**Material for the task**
START

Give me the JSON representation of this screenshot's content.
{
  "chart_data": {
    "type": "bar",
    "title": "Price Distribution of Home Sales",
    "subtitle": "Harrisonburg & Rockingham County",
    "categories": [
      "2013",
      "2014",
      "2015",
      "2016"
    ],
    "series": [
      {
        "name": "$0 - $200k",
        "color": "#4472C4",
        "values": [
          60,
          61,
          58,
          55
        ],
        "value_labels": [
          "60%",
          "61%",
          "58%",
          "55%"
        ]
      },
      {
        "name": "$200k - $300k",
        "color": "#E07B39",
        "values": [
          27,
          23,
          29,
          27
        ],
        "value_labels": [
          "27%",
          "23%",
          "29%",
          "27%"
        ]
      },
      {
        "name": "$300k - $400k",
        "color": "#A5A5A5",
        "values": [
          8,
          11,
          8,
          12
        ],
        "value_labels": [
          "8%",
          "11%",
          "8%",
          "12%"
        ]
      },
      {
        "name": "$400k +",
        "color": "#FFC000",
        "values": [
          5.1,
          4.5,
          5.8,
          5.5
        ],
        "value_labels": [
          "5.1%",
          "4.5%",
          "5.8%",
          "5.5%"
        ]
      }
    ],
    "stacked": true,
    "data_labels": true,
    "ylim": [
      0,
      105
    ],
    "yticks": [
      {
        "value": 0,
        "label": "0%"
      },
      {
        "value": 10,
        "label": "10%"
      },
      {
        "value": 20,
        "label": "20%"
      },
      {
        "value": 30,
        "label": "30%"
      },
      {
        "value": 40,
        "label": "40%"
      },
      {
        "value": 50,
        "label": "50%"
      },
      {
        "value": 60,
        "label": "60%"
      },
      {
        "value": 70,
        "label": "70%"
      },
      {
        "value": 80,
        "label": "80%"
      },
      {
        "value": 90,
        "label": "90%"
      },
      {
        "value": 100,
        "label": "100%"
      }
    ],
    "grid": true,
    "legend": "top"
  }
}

END

**Task brief**
Copy out the full material exactly as it appears.

**Written solution**
Give me the JSON representation of this screenshot's content.
{
  "chart_data": {
    "type": "bar",
    "title": "Price Distribution of Home Sales",
    "subtitle": "Harrisonburg & Rockingham County",
    "categories": [
      "2013",
      "2014",
      "2015",
      "2016"
    ],
    "series": [
      {
        "name": "$0 - $200k",
        "color": "#4472C4",
        "values": [
          60,
          61,
          58,
          55
        ],
        "value_labels": [
          "60%",
          "61%",
          "58%",
          "55%"
        ]
      },
      {
        "name": "$200k - $300k",
        "color": "#E07B39",
        "values": [
          27,
          23,
          29,
          27
        ],
        "value_labels": [
          "27%",
          "23%",
          "29%",
          "27%"
        ]
      },
      {
        "name": "$300k - $400k",
        "color": "#A5A5A5",
        "values": [
          8,
          11,
          8,
          12
        ],
        "value_labels": [
          "8%",
          "11%",
          "8%",
          "12%"
        ]
      },
      {
        "name": "$400k +",
        "color": "#FFC000",
        "values": [
          5.1,
          4.5,
          5.8,
          5.5
        ],
        "value_labels": [
          "5.1%",
          "4.5%",
          "5.8%",
          "5.5%"
        ]
      }
    ],
    "stacked": true,
    "data_labels": true,
    "ylim": [
      0,
      105
    ],
    "yticks": [
      {
        "value": 0,
        "label": "0%"
      },
      {
        "value": 10,
        "label": "10%"
      },
      {
        "value": 20,
        "label": "20%"
      },
      {
        "value": 30,
        "label": "30%"
      },
      {
        "value": 40,
        "label": "40%"
      },
      {
        "value": 50,
        "label": "50%"
      },
      {
        "value": 60,
        "label": "60%"
      },
      {
        "value": 70,
        "label": "70%"
      },
      {
        "value": 80,
        "label": "80%"
      },
      {
        "value": 90,
        "label": "90%"
      },
      {
        "value": 100,
        "label": "100%"
      }
    ],
    "grid": true,
    "legend": "top"
  }
}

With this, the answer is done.